:: Work instructions ::
Could you say how many lines in the records include "name"? Please give the number by itself.
● ● ● ● ● ● ●
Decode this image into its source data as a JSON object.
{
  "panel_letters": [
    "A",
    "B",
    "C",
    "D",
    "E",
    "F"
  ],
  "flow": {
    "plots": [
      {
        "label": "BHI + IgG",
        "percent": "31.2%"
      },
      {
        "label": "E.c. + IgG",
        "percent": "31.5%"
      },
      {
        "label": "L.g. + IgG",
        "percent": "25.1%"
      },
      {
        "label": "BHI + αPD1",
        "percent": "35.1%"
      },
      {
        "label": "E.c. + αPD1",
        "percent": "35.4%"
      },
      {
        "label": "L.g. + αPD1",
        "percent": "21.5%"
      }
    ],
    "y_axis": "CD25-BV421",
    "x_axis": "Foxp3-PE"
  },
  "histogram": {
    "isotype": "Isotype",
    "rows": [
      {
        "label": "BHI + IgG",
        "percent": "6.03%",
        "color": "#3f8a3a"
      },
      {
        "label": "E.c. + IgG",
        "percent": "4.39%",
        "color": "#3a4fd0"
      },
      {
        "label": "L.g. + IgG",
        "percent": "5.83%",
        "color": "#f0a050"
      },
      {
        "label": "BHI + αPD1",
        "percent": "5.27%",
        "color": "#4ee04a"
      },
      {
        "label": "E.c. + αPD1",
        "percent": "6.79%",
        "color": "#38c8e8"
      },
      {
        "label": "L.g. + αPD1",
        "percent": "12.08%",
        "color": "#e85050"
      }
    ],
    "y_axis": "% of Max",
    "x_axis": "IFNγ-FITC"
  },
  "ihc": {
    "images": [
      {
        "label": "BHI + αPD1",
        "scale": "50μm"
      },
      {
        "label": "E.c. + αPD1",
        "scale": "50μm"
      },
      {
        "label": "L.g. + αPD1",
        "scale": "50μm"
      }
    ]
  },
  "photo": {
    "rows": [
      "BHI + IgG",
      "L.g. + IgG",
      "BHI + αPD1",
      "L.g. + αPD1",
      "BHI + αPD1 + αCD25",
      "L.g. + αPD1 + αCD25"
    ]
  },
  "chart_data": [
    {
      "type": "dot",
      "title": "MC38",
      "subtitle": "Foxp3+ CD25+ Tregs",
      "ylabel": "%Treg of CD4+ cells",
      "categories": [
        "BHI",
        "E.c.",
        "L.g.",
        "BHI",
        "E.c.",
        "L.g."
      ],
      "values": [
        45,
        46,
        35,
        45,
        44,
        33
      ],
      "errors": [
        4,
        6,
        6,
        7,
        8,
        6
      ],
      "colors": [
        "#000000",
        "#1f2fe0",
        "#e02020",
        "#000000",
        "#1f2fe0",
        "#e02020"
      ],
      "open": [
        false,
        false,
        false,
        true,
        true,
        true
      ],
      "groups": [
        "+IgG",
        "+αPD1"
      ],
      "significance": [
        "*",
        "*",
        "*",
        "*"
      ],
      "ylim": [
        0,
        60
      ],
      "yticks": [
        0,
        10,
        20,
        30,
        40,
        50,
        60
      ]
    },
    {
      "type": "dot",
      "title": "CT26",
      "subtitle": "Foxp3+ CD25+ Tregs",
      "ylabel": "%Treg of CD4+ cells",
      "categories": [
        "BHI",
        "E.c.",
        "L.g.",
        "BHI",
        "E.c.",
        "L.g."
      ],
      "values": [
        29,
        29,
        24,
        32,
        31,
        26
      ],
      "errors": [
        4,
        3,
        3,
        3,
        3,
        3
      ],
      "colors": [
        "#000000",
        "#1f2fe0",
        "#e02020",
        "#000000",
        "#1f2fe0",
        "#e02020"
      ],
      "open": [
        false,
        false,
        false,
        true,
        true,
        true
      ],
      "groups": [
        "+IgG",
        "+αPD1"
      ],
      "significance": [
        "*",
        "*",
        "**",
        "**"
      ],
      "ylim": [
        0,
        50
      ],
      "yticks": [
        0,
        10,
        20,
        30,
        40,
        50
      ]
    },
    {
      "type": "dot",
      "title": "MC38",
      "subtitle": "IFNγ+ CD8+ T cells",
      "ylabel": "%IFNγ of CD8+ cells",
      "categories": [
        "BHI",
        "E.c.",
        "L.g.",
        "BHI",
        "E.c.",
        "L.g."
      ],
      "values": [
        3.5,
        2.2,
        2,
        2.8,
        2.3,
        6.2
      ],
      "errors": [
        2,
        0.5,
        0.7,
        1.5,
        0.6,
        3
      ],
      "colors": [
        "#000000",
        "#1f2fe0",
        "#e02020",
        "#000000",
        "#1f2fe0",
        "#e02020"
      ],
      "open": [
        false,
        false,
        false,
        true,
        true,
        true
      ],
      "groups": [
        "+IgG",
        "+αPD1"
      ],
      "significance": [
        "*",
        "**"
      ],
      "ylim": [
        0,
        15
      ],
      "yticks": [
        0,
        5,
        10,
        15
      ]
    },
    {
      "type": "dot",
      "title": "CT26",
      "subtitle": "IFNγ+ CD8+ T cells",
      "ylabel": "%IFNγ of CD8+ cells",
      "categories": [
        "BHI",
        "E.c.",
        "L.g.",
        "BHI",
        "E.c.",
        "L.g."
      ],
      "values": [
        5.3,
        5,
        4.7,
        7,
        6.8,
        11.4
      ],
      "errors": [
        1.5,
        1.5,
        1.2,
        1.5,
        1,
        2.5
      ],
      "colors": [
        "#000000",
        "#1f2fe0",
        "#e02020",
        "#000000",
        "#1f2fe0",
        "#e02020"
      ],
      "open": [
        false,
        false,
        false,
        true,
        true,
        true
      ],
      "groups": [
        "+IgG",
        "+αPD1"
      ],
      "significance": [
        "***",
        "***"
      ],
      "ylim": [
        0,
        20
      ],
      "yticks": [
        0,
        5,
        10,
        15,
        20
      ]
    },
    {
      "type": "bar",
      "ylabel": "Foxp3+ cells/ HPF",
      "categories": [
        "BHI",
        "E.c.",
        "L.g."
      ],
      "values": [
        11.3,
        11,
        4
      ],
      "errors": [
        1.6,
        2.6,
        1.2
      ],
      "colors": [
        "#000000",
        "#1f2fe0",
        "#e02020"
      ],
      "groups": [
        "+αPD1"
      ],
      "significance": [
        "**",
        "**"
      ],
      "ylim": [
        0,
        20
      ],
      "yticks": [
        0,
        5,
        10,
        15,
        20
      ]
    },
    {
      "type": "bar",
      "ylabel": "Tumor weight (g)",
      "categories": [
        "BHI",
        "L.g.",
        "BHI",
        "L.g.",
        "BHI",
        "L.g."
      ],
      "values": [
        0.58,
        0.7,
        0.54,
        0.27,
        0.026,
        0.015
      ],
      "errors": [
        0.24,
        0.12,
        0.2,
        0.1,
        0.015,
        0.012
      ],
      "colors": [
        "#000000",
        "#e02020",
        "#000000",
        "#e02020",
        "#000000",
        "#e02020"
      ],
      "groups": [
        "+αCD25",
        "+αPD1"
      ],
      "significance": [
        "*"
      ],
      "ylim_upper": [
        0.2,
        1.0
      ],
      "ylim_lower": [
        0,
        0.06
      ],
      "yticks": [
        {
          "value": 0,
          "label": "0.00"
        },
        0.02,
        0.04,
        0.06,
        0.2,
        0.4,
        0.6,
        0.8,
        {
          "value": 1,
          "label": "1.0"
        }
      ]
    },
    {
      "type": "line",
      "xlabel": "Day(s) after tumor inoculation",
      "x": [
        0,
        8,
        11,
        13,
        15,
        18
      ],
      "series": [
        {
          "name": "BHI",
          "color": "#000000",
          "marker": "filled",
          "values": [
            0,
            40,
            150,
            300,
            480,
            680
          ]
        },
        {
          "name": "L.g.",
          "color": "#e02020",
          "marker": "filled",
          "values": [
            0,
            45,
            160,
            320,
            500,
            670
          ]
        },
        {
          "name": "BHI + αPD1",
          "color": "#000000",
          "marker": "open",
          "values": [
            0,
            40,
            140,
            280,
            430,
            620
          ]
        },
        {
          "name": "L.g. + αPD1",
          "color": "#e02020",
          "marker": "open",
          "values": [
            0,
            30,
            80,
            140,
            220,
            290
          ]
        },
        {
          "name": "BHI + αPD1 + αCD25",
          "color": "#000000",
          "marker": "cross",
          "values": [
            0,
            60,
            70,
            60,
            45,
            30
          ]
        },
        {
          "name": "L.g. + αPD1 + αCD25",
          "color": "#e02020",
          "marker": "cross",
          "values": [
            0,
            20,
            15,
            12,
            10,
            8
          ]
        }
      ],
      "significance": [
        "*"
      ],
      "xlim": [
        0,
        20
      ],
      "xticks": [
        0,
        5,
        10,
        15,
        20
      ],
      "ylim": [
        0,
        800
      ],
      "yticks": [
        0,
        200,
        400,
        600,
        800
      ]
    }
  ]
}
● ● ● ● ● ● ●
:: Task response ::
6